◆ EXERCISE DIRECTIONS ◆
Reproduce every entry exactly and leave its pictures out.

◆ INPUT ◆
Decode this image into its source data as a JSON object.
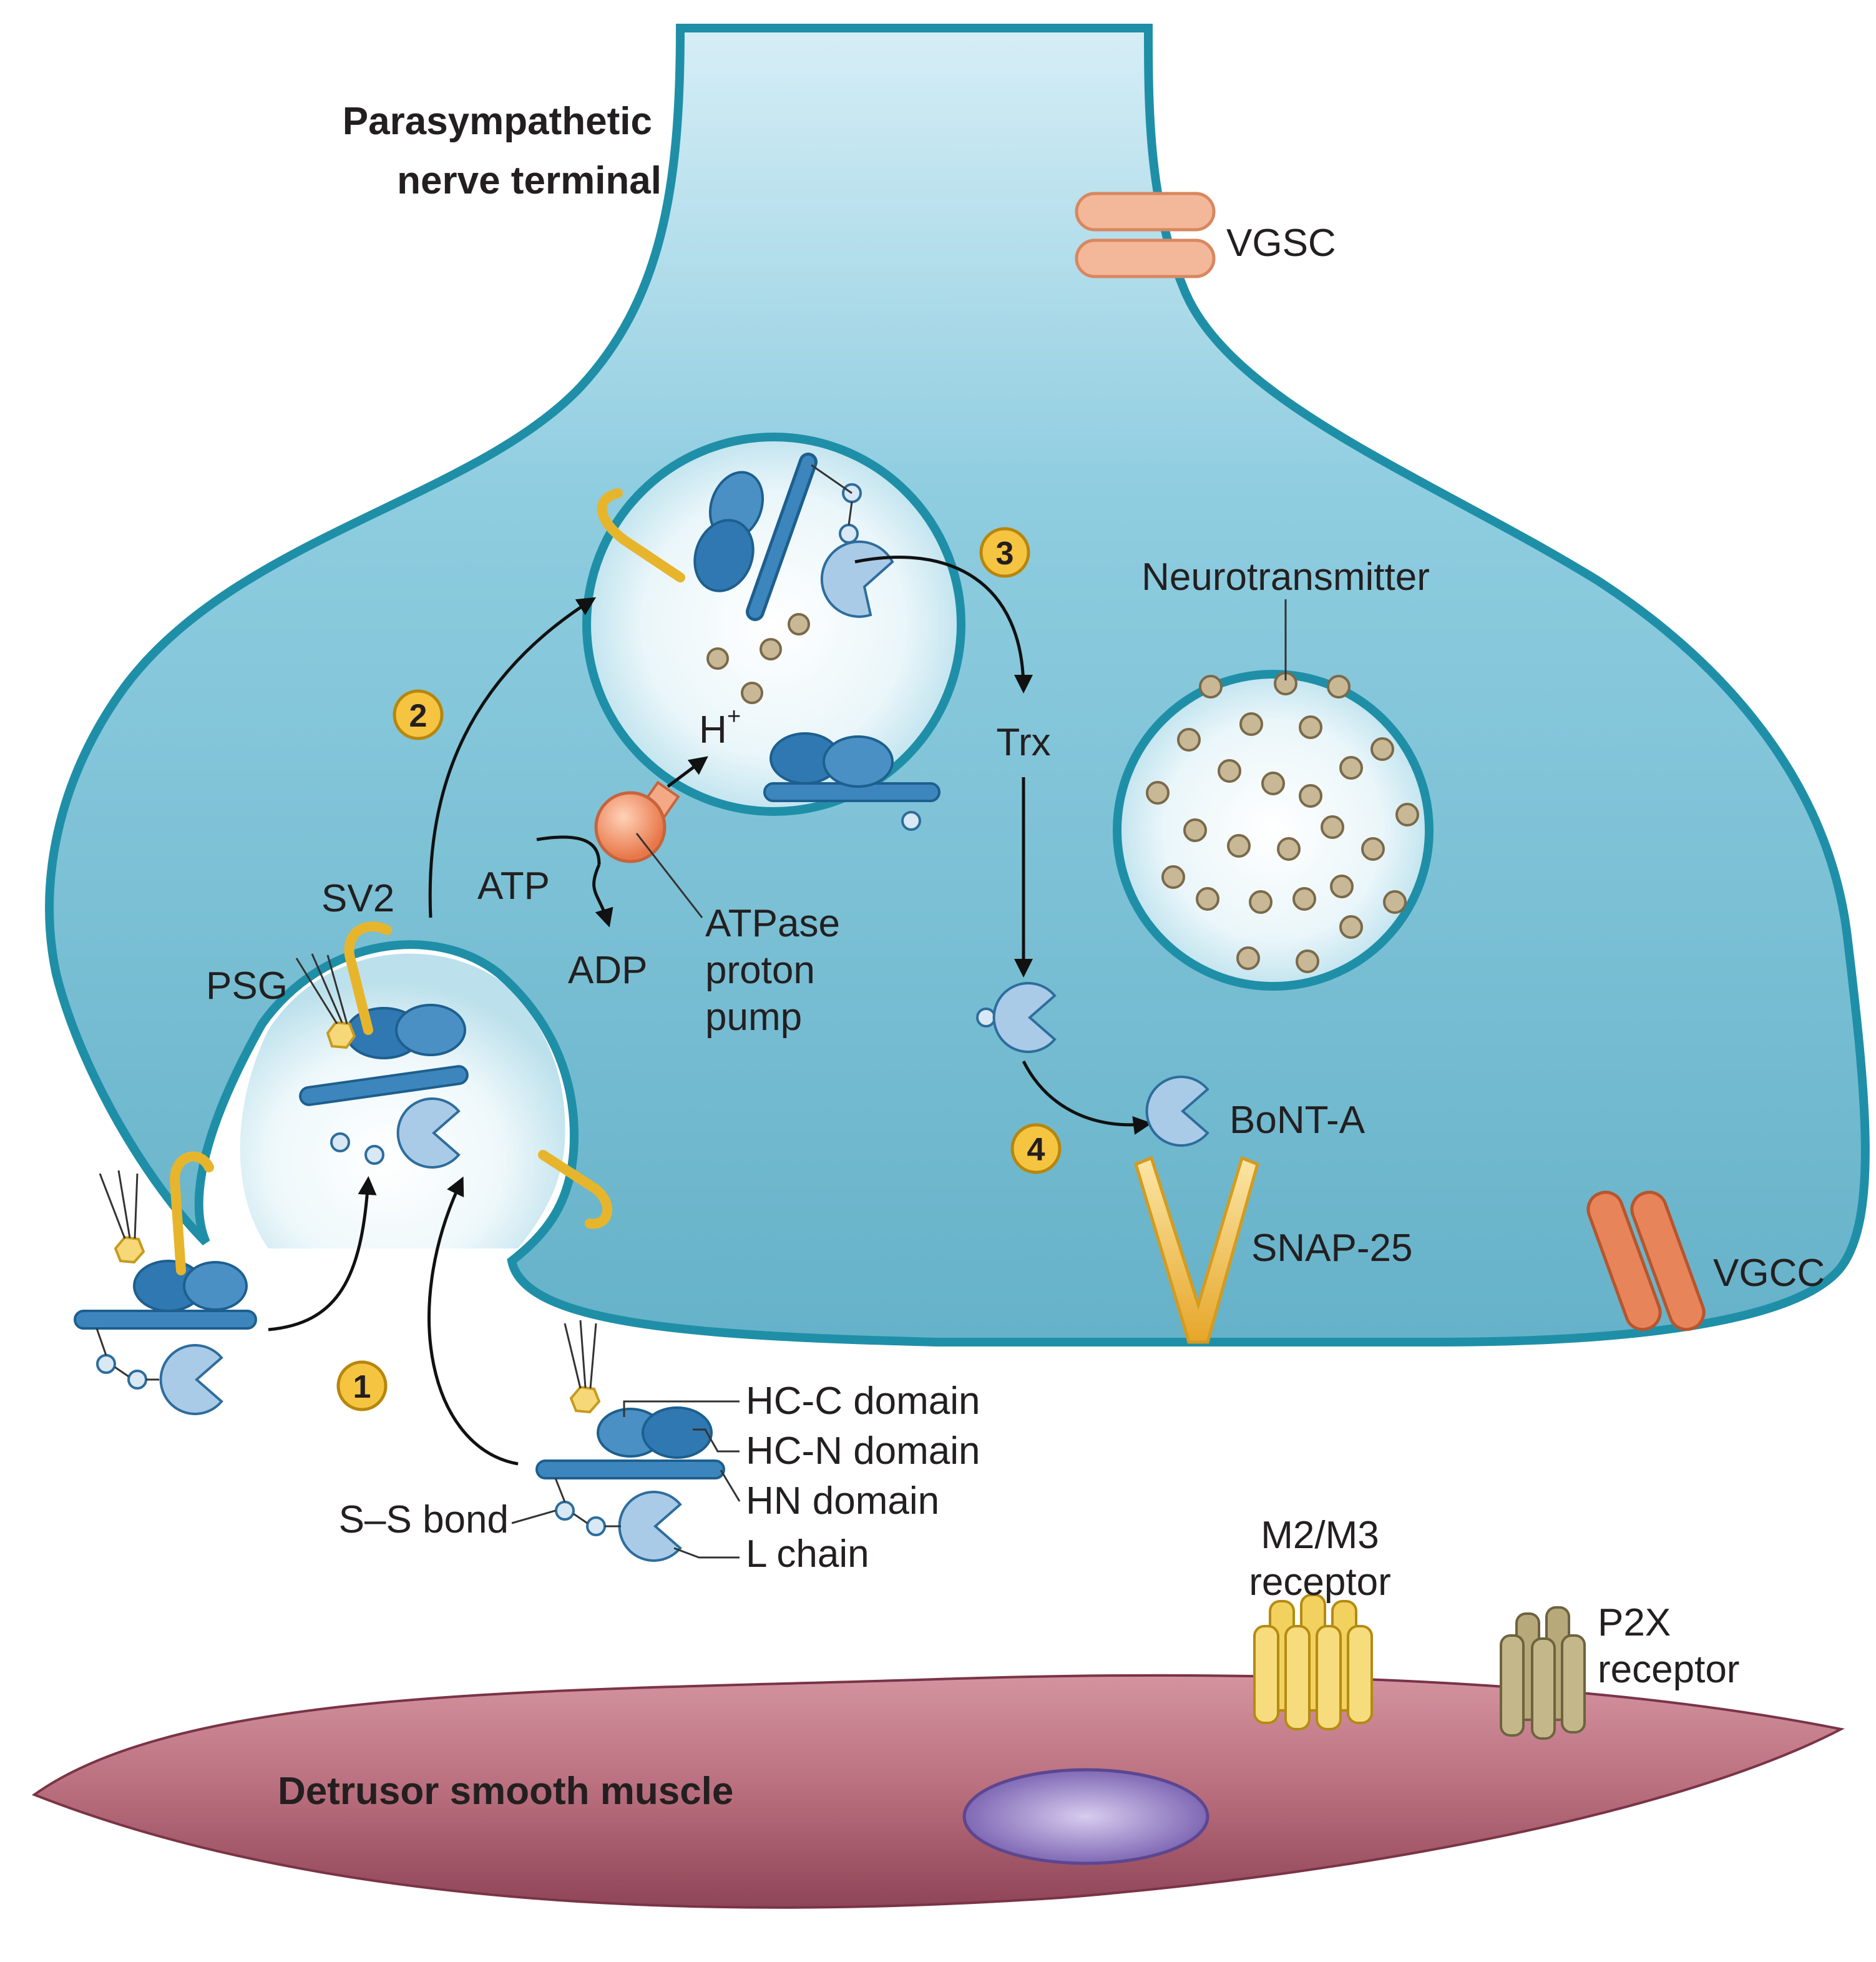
{
  "labels": {
    "nerve_terminal": [
      "Parasympathetic",
      "nerve terminal"
    ],
    "vgsc": "VGSC",
    "neurotransmitter": "Neurotransmitter",
    "h_plus": "H",
    "h_plus_sup": "+",
    "trx": "Trx",
    "sv2": "SV2",
    "psg": "PSG",
    "atp": "ATP",
    "adp": "ADP",
    "atpase": [
      "ATPase",
      "proton",
      "pump"
    ],
    "bont_a": "BoNT-A",
    "snap25": "SNAP-25",
    "vgcc": "VGCC",
    "hc_c": "HC-C domain",
    "hc_n": "HC-N domain",
    "hn": "HN domain",
    "ss_bond": "S–S bond",
    "l_chain": "L chain",
    "m2m3": [
      "M2/M3",
      "receptor"
    ],
    "p2x": [
      "P2X",
      "receptor"
    ],
    "muscle": "Detrusor smooth muscle"
  },
  "steps": [
    "1",
    "2",
    "3",
    "4"
  ],
  "colors": {
    "cytoplasm": "#7fc3d8",
    "membrane": "#1f8fa8",
    "muscle": "#b9707f",
    "nucleus": "#9a86c9",
    "sv2": "#e7b52c",
    "vgsc": "#f3b89a",
    "vgcc": "#e8845a",
    "m2m3": "#f2d15e",
    "p2x": "#b7a97a",
    "step_badge": "#f5c542"
  }
}
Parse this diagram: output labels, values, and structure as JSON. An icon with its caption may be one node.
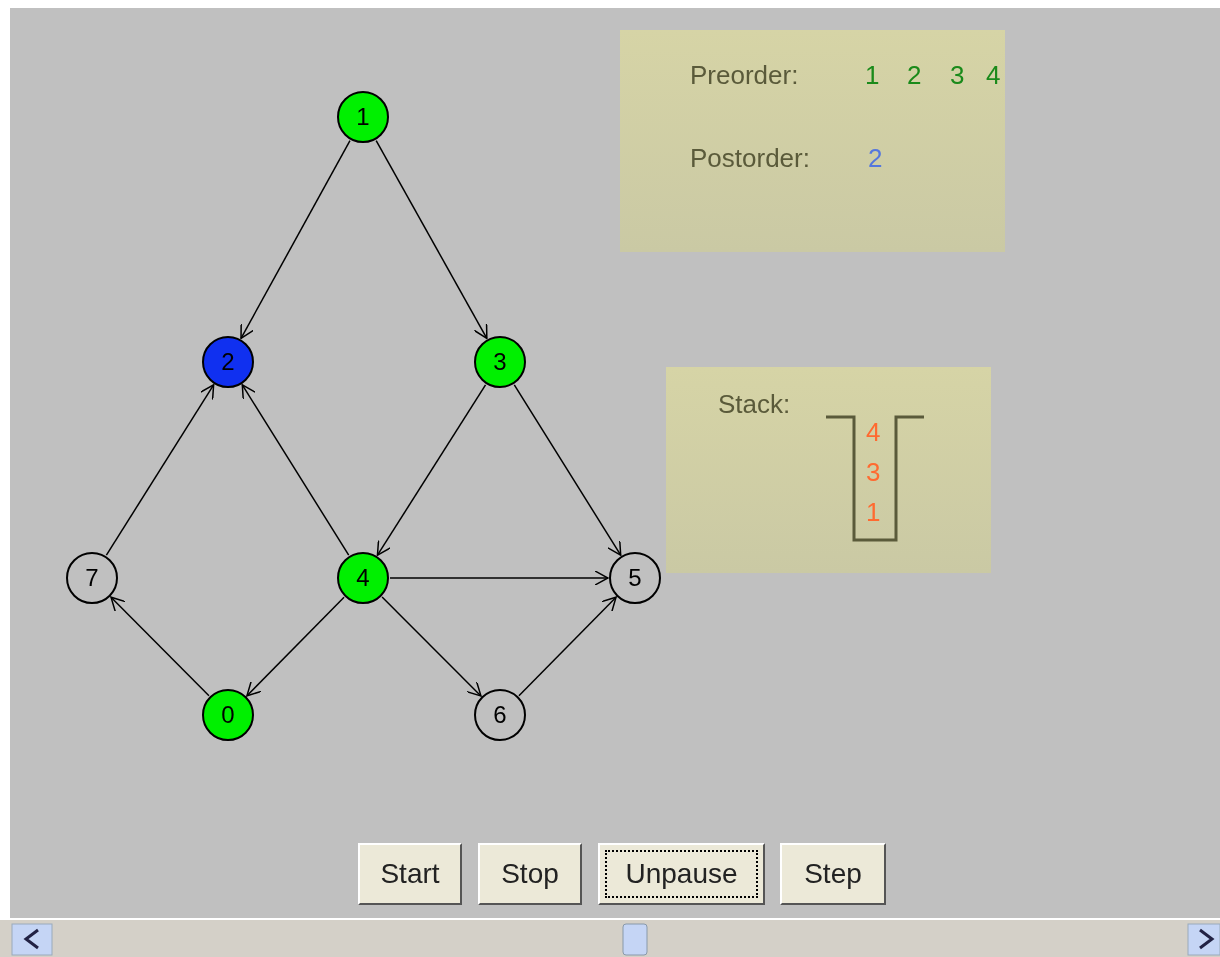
{
  "diagram": {
    "nodes": [
      {
        "text": [
          "1"
        ]
      },
      {
        "text": [
          "Preorder:",
          "1",
          "2",
          "3",
          "4",
          "Postorder:",
          "2"
        ]
      },
      {
        "text": [
          "2"
        ]
      },
      {
        "text": [
          "3"
        ]
      },
      {
        "text": [
          "Stack:",
          "4",
          "3",
          "1"
        ]
      },
      {
        "text": [
          "7"
        ]
      },
      {
        "text": [
          "4"
        ]
      },
      {
        "text": [
          "5"
        ]
      },
      {
        "text": [
          "0"
        ]
      },
      {
        "text": [
          "6"
        ]
      },
      {
        "text": [
          "Start"
        ]
      },
      {
        "text": [
          "Stop"
        ]
      },
      {
        "text": [
          "Unpause"
        ]
      },
      {
        "text": [
          "Step"
        ]
      }
    ],
    "edges": [
      {
        "from": 0,
        "to": 2,
        "arrow": "to"
      },
      {
        "from": 0,
        "to": 3,
        "arrow": "to"
      },
      {
        "from": 3,
        "to": 6,
        "arrow": "to"
      },
      {
        "from": 3,
        "to": 7,
        "arrow": "to"
      },
      {
        "from": 5,
        "to": 2,
        "arrow": "to"
      },
      {
        "from": 6,
        "to": 2,
        "arrow": "to"
      },
      {
        "from": 6,
        "to": 7,
        "arrow": "to"
      },
      {
        "from": 6,
        "to": 8,
        "arrow": "to"
      },
      {
        "from": 6,
        "to": 9,
        "arrow": "to"
      },
      {
        "from": 8,
        "to": 5,
        "arrow": "to"
      },
      {
        "from": 9,
        "to": 7,
        "arrow": "to"
      }
    ]
  }
}
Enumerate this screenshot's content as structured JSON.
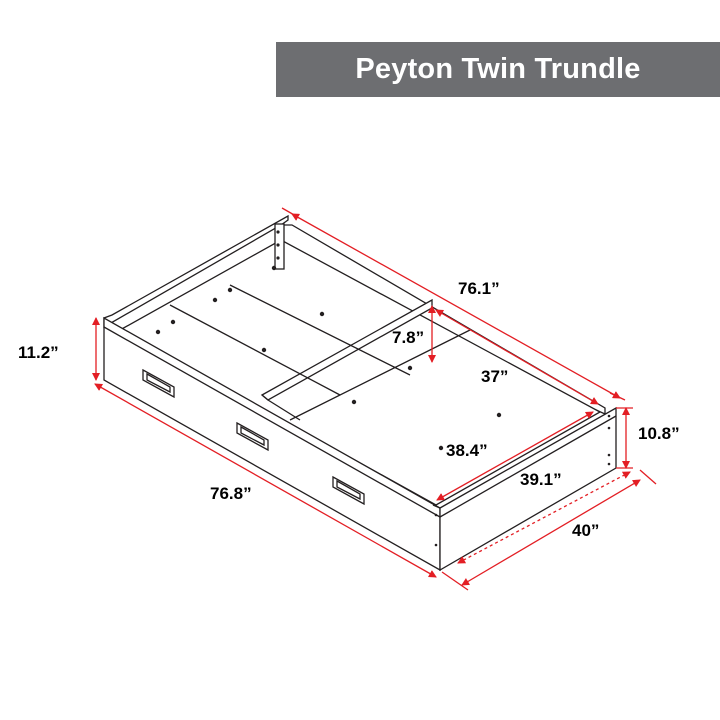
{
  "title": "Peyton Twin Trundle",
  "colors": {
    "title_background": "#6d6e71",
    "title_text": "#ffffff",
    "dimension_line": "#e31e24",
    "outline": "#231f20"
  },
  "dimensions": {
    "top_length": "76.1”",
    "front_length": "76.8”",
    "height_left": "11.2”",
    "height_right": "10.8”",
    "inner_divider_height": "7.8”",
    "inner_width_rear": "37”",
    "inner_width_front": "38.4”",
    "outer_width_inner_edge": "39.1”",
    "outer_width": "40”"
  },
  "handles": [
    {
      "icon": "handle-cutout-icon"
    },
    {
      "icon": "handle-cutout-icon"
    },
    {
      "icon": "handle-cutout-icon"
    }
  ]
}
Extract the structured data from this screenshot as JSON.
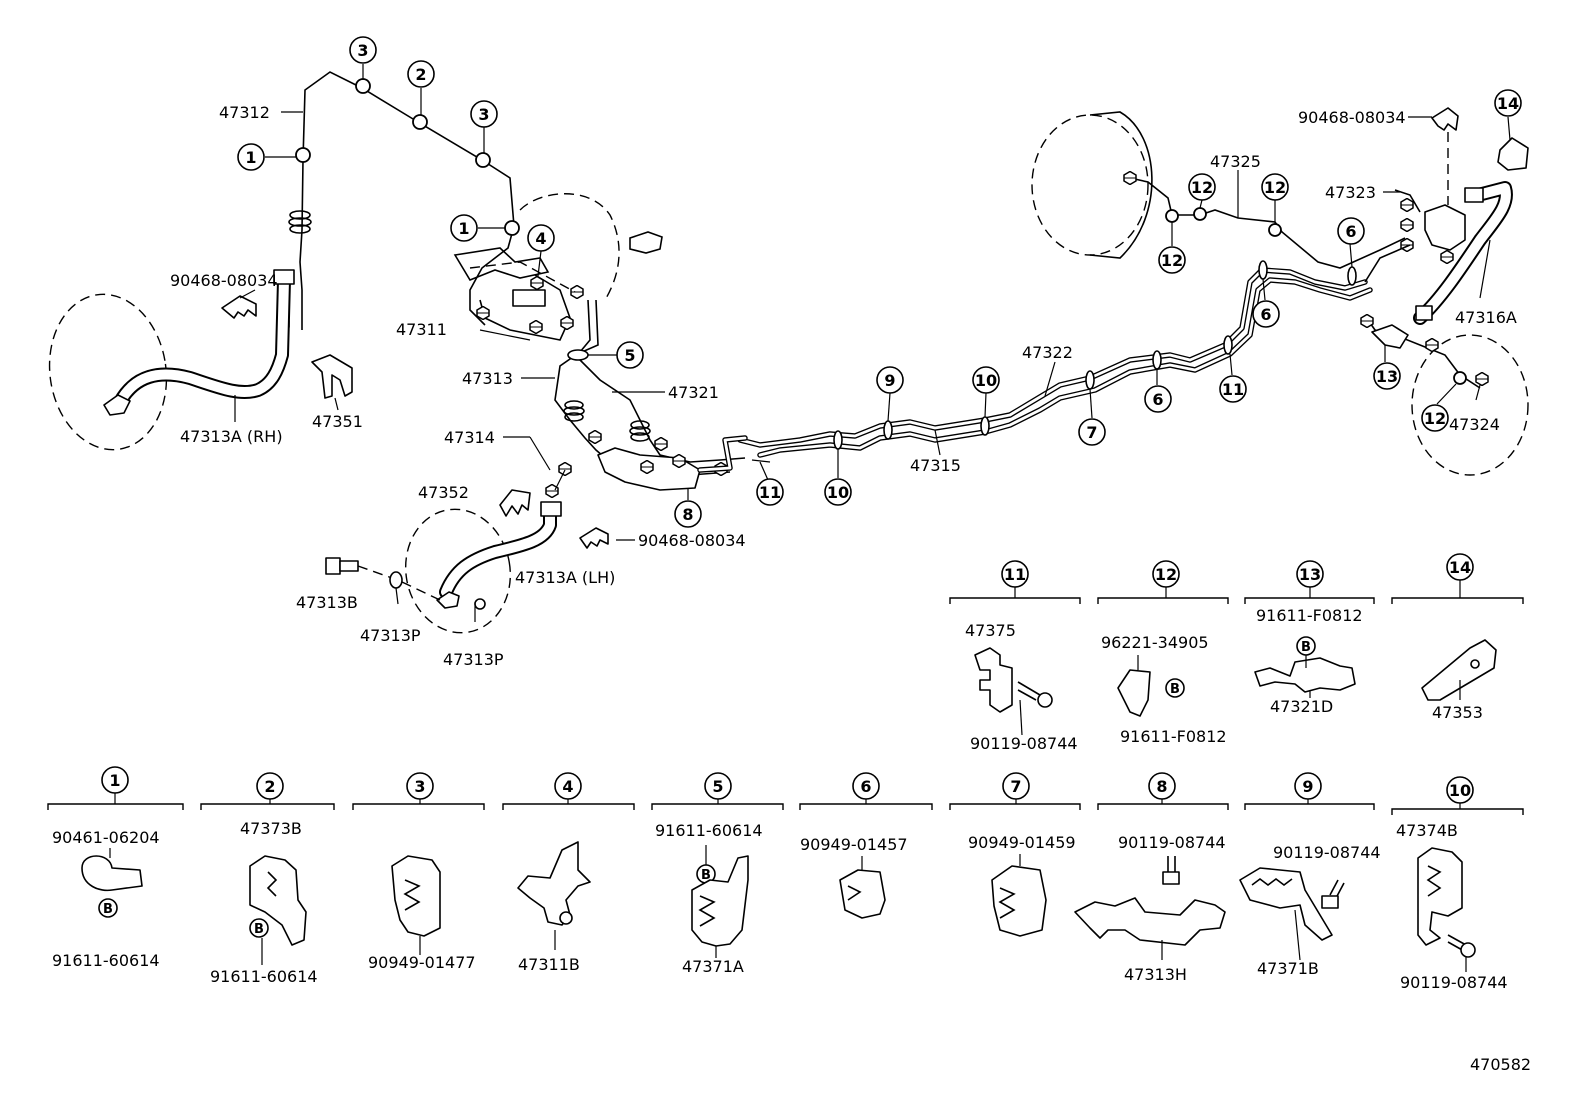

◆ ANSWER ◆
Decode this image into its source data as a JSON object.
{
  "labels": {
    "nerve_terminal": [
      "Parasympathetic",
      "nerve terminal"
    ],
    "vgsc": "VGSC",
    "neurotransmitter": "Neurotransmitter",
    "h_plus": "H",
    "h_plus_sup": "+",
    "trx": "Trx",
    "sv2": "SV2",
    "psg": "PSG",
    "atp": "ATP",
    "adp": "ADP",
    "atpase": [
      "ATPase",
      "proton",
      "pump"
    ],
    "bont_a": "BoNT-A",
    "snap25": "SNAP-25",
    "vgcc": "VGCC",
    "hc_c": "HC-C domain",
    "hc_n": "HC-N domain",
    "hn": "HN domain",
    "ss_bond": "S–S bond",
    "l_chain": "L chain",
    "m2m3": [
      "M2/M3",
      "receptor"
    ],
    "p2x": [
      "P2X",
      "receptor"
    ],
    "muscle": "Detrusor smooth muscle"
  },
  "steps": [
    "1",
    "2",
    "3",
    "4"
  ],
  "colors": {
    "cytoplasm": "#7fc3d8",
    "membrane": "#1f8fa8",
    "muscle": "#b9707f",
    "nucleus": "#9a86c9",
    "sv2": "#e7b52c",
    "vgsc": "#f3b89a",
    "vgcc": "#e8845a",
    "m2m3": "#f2d15e",
    "p2x": "#b7a97a",
    "step_badge": "#f5c542"
  }
}
Parse this diagram: output labels, values, and structure as JSON. An icon with its caption may be one node.
{
  "diagram": {
    "nodes": [
      {
        "text": [
          "1"
        ]
      },
      {
        "text": [
          "Preorder:",
          "1",
          "2",
          "3",
          "4",
          "Postorder:",
          "2"
        ]
      },
      {
        "text": [
          "2"
        ]
      },
      {
        "text": [
          "3"
        ]
      },
      {
        "text": [
          "Stack:",
          "4",
          "3",
          "1"
        ]
      },
      {
        "text": [
          "7"
        ]
      },
      {
        "text": [
          "4"
        ]
      },
      {
        "text": [
          "5"
        ]
      },
      {
        "text": [
          "0"
        ]
      },
      {
        "text": [
          "6"
        ]
      },
      {
        "text": [
          "Start"
        ]
      },
      {
        "text": [
          "Stop"
        ]
      },
      {
        "text": [
          "Unpause"
        ]
      },
      {
        "text": [
          "Step"
        ]
      }
    ],
    "edges": [
      {
        "from": 0,
        "to": 2,
        "arrow": "to"
      },
      {
        "from": 0,
        "to": 3,
        "arrow": "to"
      },
      {
        "from": 3,
        "to": 6,
        "arrow": "to"
      },
      {
        "from": 3,
        "to": 7,
        "arrow": "to"
      },
      {
        "from": 5,
        "to": 2,
        "arrow": "to"
      },
      {
        "from": 6,
        "to": 2,
        "arrow": "to"
      },
      {
        "from": 6,
        "to": 7,
        "arrow": "to"
      },
      {
        "from": 6,
        "to": 8,
        "arrow": "to"
      },
      {
        "from": 6,
        "to": 9,
        "arrow": "to"
      },
      {
        "from": 8,
        "to": 5,
        "arrow": "to"
      },
      {
        "from": 9,
        "to": 7,
        "arrow": "to"
      }
    ]
  }
}
Enumerate this screenshot's content as structured JSON.
{
  "title": "Peyton Twin Trundle",
  "colors": {
    "title_background": "#6d6e71",
    "title_text": "#ffffff",
    "dimension_line": "#e31e24",
    "outline": "#231f20"
  },
  "dimensions": {
    "top_length": "76.1”",
    "front_length": "76.8”",
    "height_left": "11.2”",
    "height_right": "10.8”",
    "inner_divider_height": "7.8”",
    "inner_width_rear": "37”",
    "inner_width_front": "38.4”",
    "outer_width_inner_edge": "39.1”",
    "outer_width": "40”"
  },
  "handles": [
    {
      "icon": "handle-cutout-icon"
    },
    {
      "icon": "handle-cutout-icon"
    },
    {
      "icon": "handle-cutout-icon"
    }
  ]
}
Extract the structured data from this screenshot as JSON.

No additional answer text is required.